(Records excerpted from a collection)
* * * * * * *
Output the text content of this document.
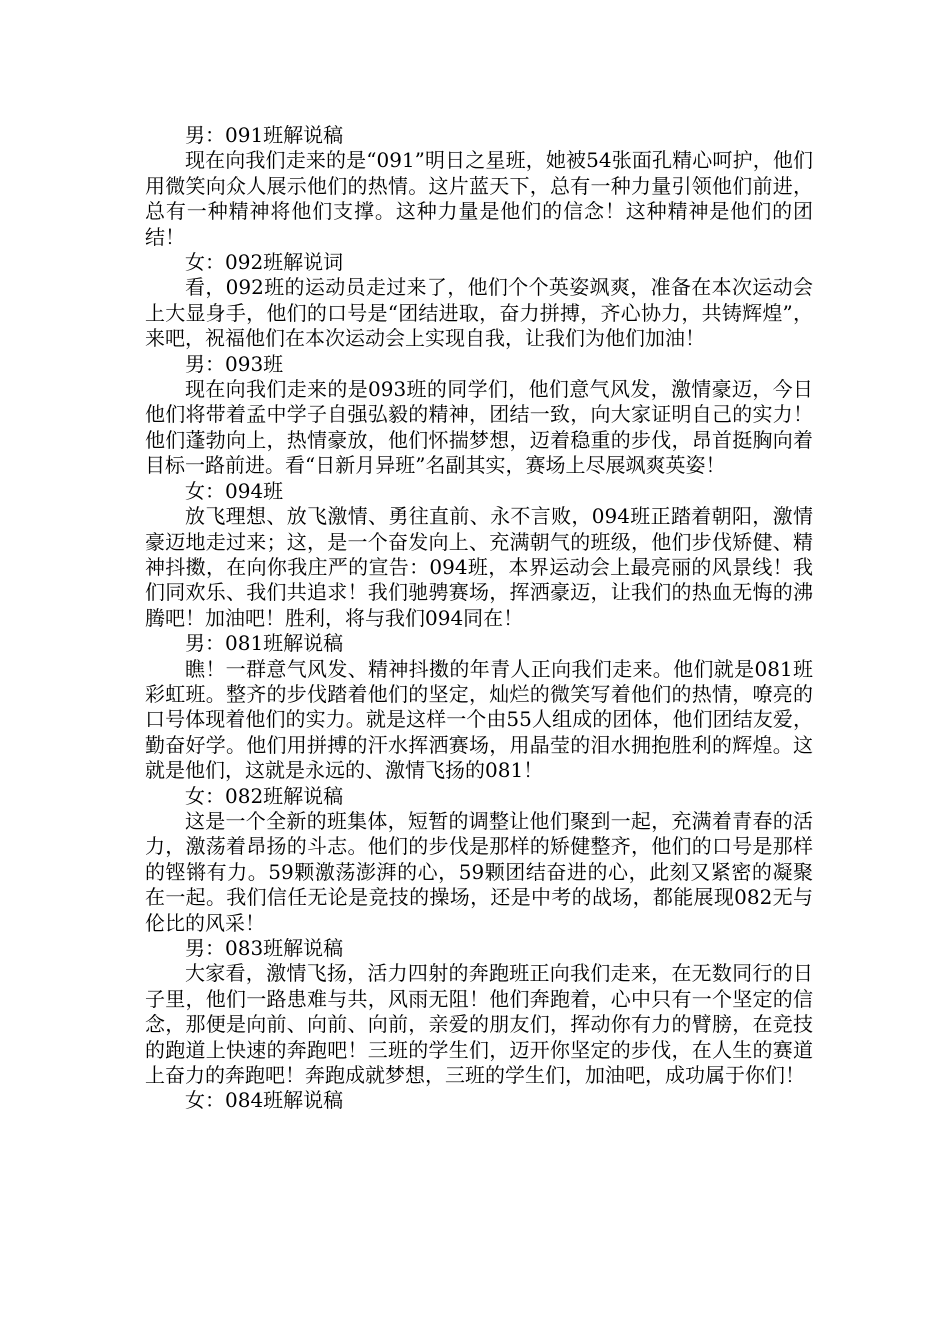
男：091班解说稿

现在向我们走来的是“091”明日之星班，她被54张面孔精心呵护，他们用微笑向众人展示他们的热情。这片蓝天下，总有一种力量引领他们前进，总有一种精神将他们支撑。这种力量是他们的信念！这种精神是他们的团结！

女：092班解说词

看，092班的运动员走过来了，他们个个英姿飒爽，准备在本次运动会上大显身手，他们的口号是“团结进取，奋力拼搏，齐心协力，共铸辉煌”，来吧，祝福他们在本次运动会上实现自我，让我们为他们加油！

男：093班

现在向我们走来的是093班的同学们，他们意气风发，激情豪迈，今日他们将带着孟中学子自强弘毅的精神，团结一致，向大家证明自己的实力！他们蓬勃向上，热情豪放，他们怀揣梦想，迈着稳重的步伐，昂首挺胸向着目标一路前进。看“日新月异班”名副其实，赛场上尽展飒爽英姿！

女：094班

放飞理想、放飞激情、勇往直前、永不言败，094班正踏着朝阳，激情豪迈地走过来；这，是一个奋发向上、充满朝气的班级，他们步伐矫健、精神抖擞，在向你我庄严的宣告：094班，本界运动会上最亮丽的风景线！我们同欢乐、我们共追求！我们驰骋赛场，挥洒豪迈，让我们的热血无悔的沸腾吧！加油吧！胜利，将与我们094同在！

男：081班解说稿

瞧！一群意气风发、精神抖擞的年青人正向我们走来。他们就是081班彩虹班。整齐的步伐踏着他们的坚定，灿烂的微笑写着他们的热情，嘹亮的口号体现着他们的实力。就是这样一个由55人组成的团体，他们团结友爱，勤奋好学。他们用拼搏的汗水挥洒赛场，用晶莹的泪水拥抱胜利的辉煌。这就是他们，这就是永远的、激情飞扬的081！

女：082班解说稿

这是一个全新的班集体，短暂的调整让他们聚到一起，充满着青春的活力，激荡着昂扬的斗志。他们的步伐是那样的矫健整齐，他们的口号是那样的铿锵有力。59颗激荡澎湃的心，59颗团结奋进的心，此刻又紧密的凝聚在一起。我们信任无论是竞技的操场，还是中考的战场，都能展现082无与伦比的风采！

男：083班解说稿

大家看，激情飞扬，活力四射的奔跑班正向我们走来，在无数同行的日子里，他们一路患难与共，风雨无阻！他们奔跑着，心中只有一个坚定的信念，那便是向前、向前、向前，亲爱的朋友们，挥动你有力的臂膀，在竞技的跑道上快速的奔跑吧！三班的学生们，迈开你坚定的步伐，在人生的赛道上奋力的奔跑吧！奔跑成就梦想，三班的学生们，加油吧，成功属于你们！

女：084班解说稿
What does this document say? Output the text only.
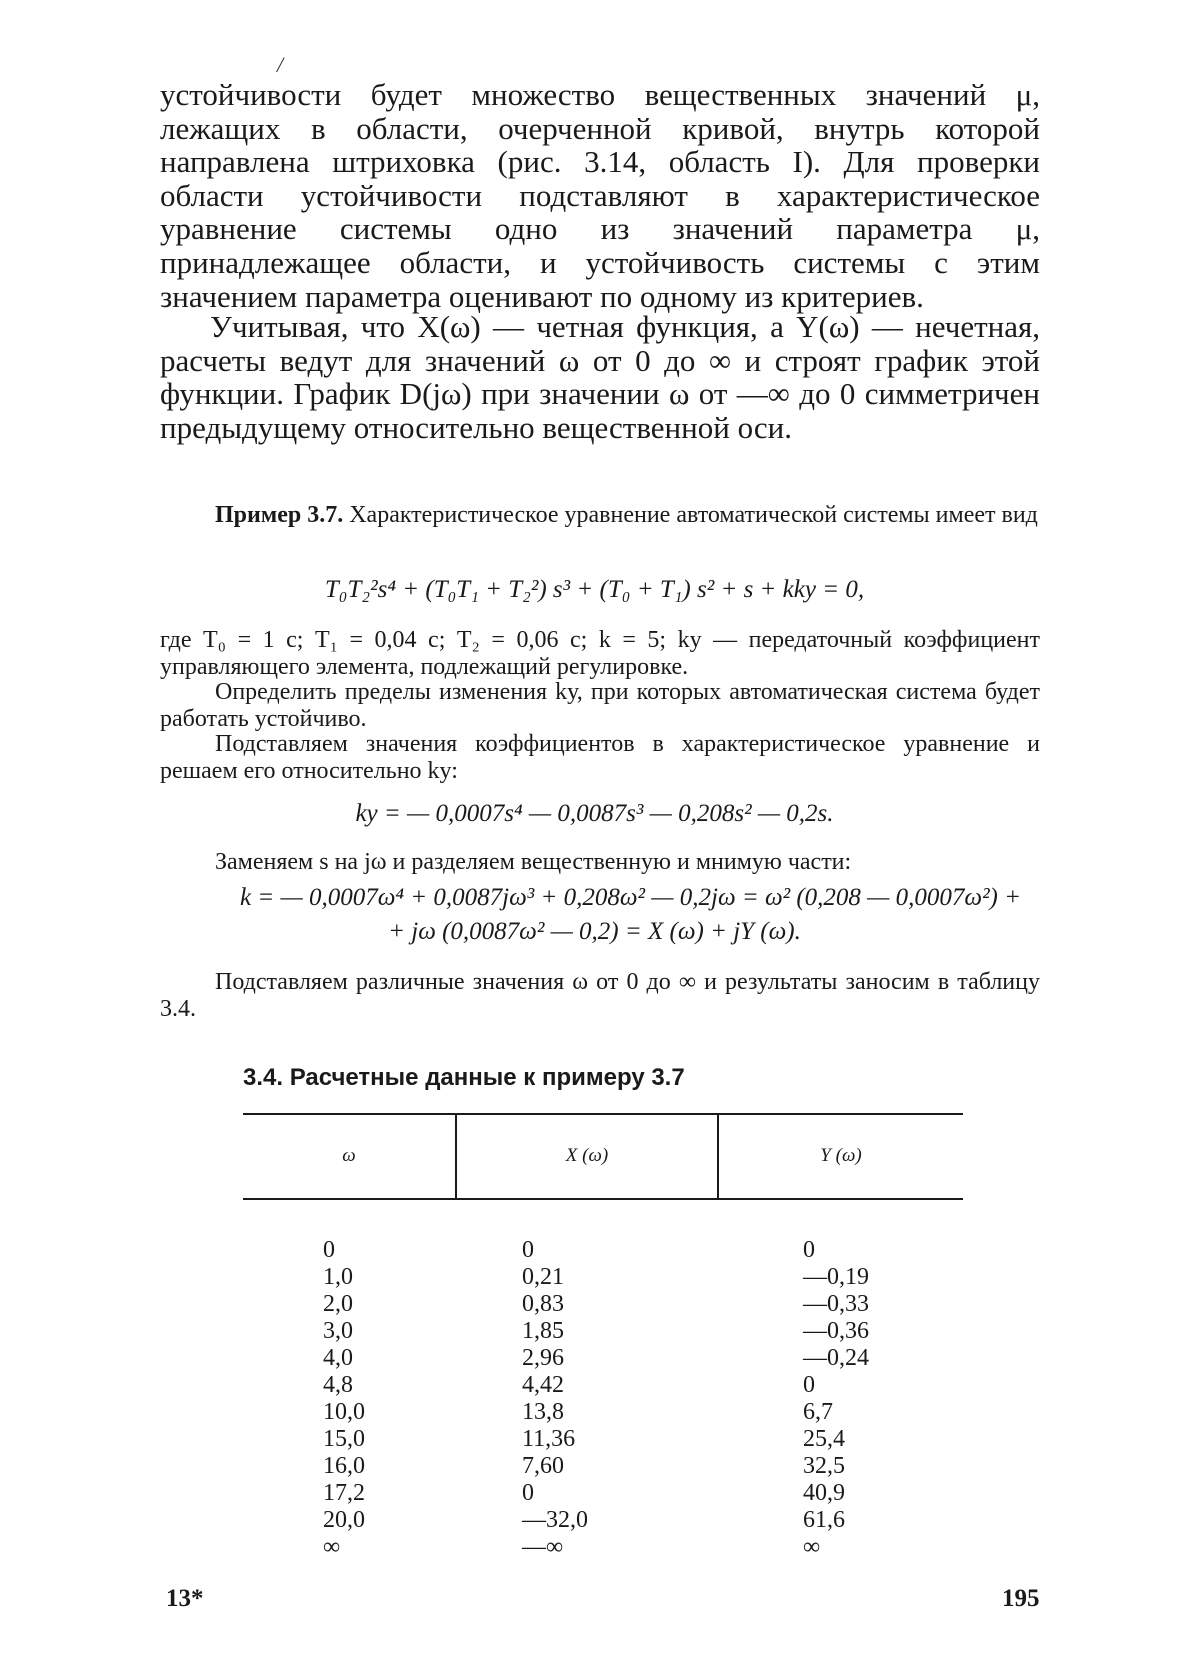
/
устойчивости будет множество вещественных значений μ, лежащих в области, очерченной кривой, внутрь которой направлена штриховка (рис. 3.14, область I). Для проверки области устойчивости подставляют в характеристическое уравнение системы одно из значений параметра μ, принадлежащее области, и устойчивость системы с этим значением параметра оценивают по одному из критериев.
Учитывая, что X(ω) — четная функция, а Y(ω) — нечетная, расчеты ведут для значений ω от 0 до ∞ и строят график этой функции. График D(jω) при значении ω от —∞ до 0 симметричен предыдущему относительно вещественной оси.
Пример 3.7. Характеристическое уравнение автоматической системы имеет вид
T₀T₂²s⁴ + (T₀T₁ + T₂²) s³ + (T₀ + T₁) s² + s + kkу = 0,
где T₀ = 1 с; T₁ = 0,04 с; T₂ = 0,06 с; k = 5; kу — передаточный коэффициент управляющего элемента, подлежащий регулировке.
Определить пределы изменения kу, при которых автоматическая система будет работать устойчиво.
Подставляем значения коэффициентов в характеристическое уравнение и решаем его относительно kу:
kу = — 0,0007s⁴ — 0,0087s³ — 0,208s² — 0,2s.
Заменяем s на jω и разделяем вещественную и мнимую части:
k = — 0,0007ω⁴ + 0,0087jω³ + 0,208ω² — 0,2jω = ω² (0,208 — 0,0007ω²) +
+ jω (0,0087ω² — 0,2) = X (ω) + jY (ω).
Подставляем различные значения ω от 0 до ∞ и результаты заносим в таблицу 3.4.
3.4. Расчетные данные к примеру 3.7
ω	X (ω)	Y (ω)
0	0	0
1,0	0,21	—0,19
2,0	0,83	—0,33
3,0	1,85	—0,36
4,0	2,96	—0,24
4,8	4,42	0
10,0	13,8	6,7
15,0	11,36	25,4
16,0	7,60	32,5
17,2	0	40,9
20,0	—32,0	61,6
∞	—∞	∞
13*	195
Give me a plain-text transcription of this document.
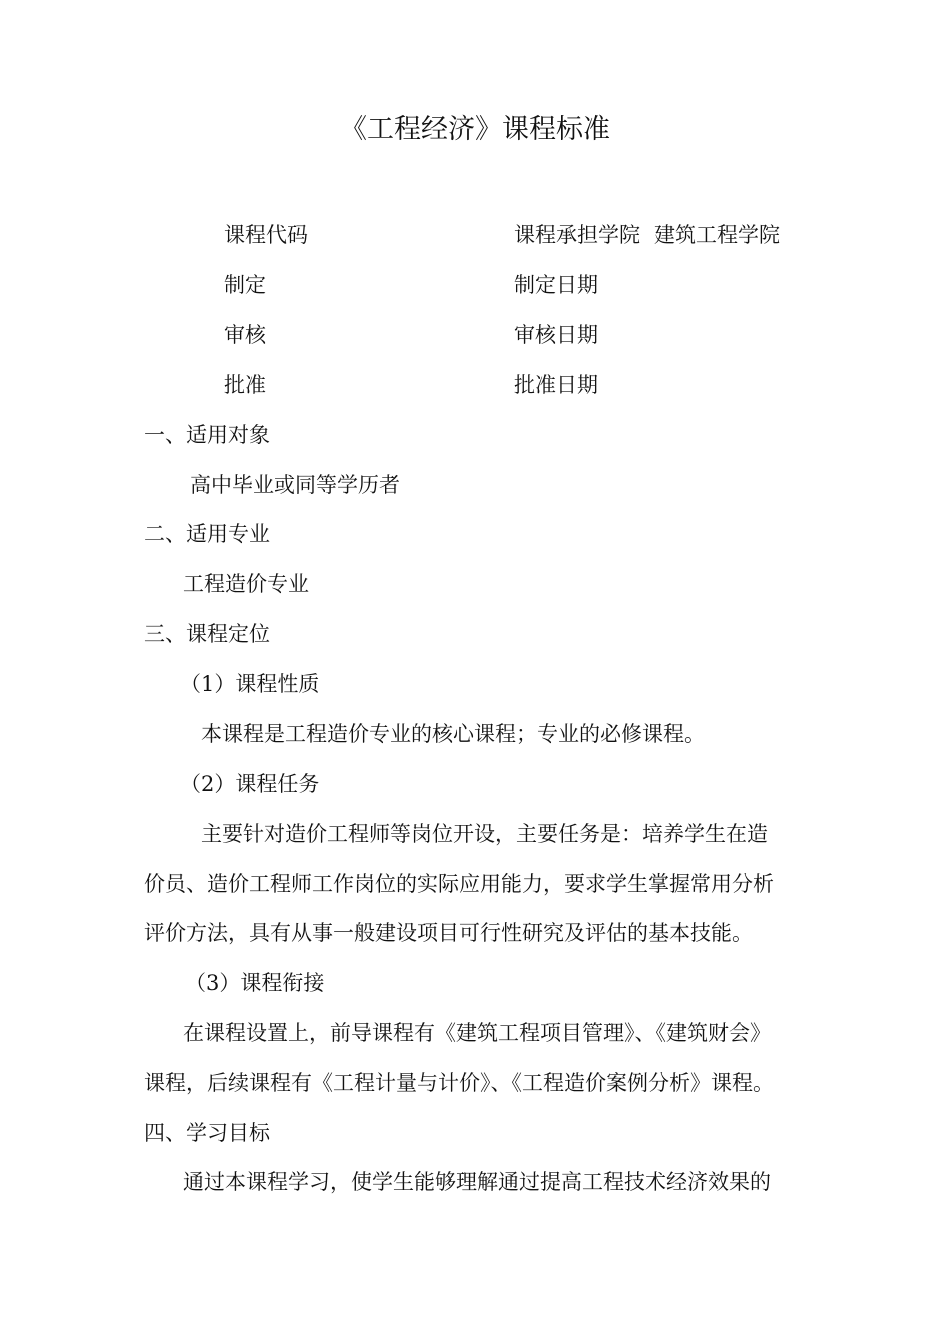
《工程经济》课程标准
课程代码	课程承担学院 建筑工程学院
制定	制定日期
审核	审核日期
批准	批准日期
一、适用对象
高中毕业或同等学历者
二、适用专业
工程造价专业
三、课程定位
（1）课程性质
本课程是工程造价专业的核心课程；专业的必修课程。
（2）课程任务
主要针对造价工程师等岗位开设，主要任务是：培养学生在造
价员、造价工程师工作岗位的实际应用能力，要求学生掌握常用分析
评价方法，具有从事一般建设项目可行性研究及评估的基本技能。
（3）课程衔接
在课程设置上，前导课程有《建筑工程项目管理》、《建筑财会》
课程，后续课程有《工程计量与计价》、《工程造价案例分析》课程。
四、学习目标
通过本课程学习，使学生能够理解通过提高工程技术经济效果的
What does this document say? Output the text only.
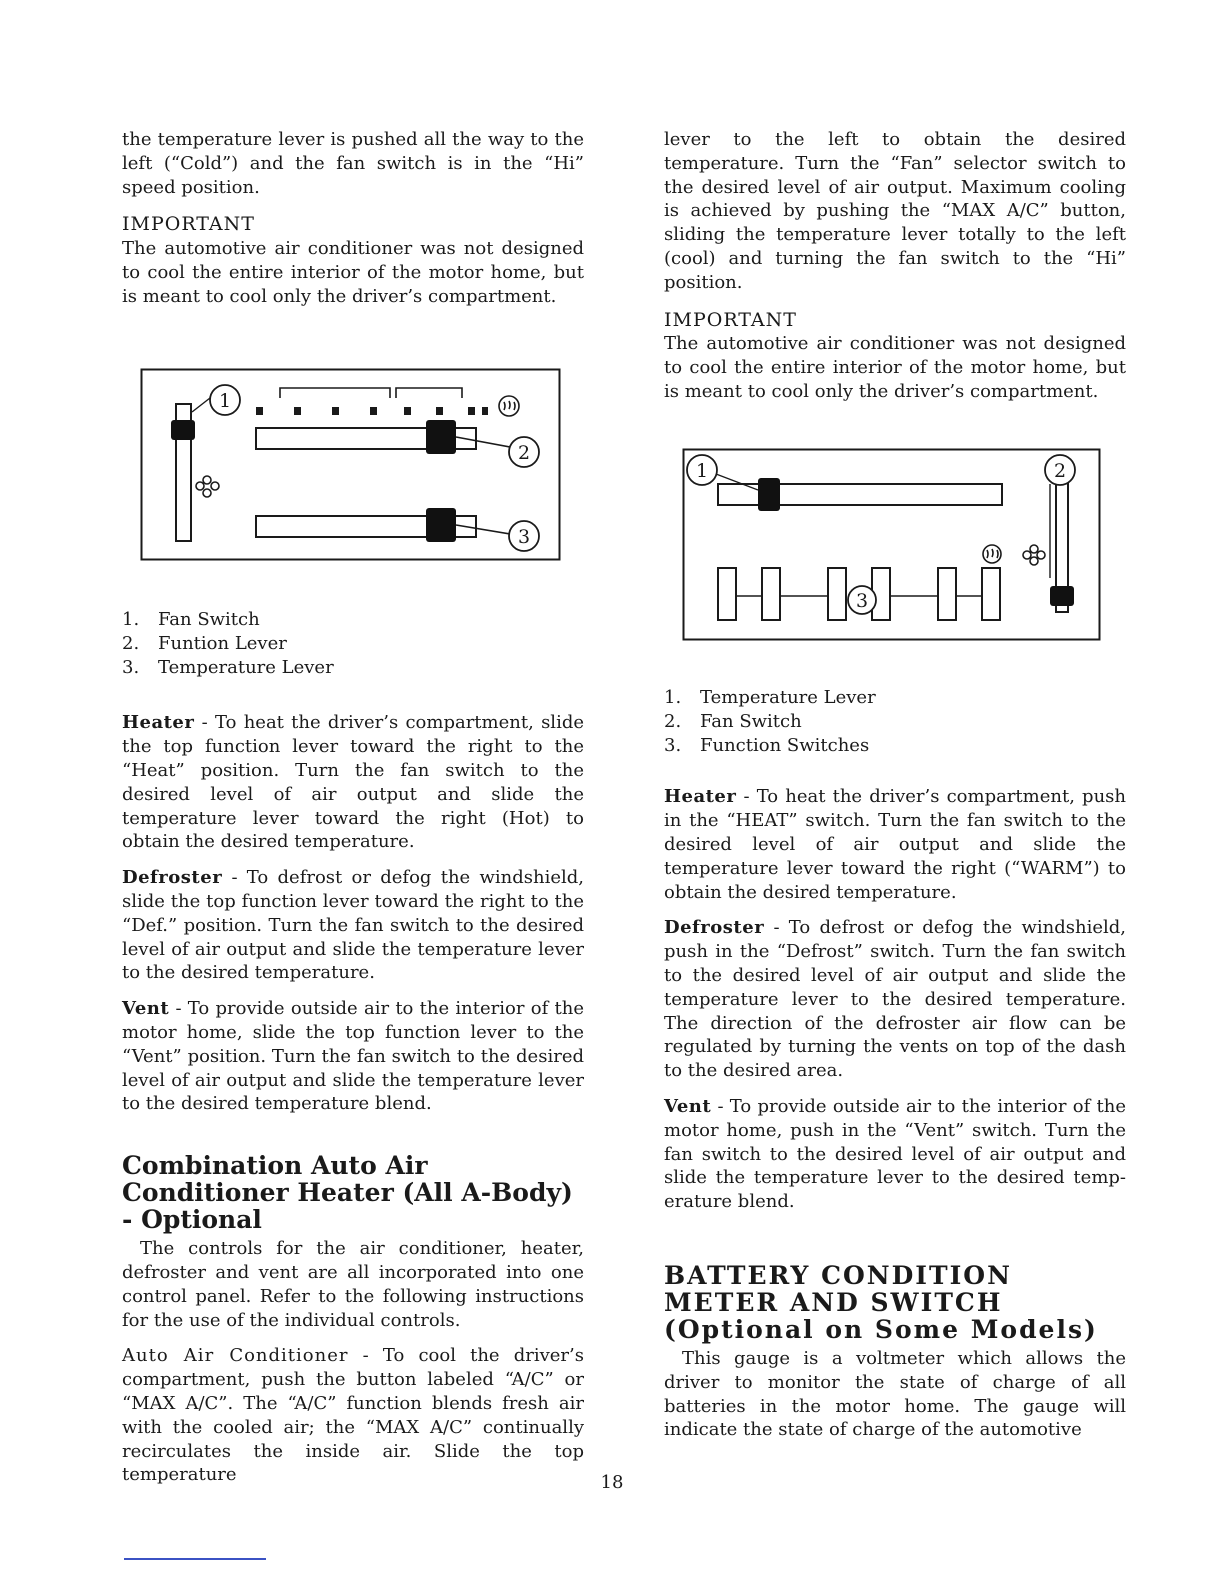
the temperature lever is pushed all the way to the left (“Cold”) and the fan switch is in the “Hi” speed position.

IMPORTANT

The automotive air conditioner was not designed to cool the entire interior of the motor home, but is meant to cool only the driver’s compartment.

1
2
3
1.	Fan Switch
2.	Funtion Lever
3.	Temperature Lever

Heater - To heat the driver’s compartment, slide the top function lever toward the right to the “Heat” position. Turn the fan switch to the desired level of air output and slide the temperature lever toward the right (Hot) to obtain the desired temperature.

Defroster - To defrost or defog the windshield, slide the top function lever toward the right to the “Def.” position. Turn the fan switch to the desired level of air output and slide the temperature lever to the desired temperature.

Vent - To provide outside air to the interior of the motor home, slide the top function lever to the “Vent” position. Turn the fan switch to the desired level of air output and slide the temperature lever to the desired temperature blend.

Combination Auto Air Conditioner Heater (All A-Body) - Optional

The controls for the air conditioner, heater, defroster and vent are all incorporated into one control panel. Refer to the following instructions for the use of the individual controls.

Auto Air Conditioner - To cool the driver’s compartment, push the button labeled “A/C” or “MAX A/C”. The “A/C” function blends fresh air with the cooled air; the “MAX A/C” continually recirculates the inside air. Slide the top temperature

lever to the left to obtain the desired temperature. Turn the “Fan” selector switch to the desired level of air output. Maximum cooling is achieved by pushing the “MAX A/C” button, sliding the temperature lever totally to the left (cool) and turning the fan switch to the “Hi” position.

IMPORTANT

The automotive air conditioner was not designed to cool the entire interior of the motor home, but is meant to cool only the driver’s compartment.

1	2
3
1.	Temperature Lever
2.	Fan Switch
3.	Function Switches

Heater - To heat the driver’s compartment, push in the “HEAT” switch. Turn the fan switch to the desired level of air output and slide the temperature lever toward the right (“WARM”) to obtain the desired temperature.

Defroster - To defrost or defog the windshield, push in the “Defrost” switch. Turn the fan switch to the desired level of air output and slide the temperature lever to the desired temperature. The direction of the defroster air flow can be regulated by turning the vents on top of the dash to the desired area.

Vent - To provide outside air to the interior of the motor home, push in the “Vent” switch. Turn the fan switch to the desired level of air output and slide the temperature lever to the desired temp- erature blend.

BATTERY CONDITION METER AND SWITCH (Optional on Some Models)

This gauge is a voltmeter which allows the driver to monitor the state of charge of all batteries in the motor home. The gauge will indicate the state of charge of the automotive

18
* * * * * * *
### What you are asked to do
Select all lines in the listing above where the word "driver" appears, and show them.

### Written answer
The automotive air conditioner was not designed to cool the entire interior of the motor home, but is meant to cool only the driver’s compartment.
Heater - To heat the driver’s compartment, slide the top function lever toward the right to the “Heat” position. Turn the fan switch to the desired level of air output and slide the temperature lever toward the right (Hot) to obtain the desired temperature.
Auto Air Conditioner - To cool the driver’s compartment, push the button labeled “A/C” or “MAX A/C”. The “A/C” function blends fresh air with the cooled air; the “MAX A/C” continually recirculates the inside air. Slide the top temperature
The automotive air conditioner was not designed to cool the entire interior of the motor home, but is meant to cool only the driver’s compartment.
Heater - To heat the driver’s compartment, push in the “HEAT” switch. Turn the fan switch to the desired level of air output and slide the temperature lever toward the right (“WARM”) to obtain the desired temperature.
This gauge is a voltmeter which allows the driver to monitor the state of charge of all batteries in the motor home. The gauge will indicate the state of charge of the automotive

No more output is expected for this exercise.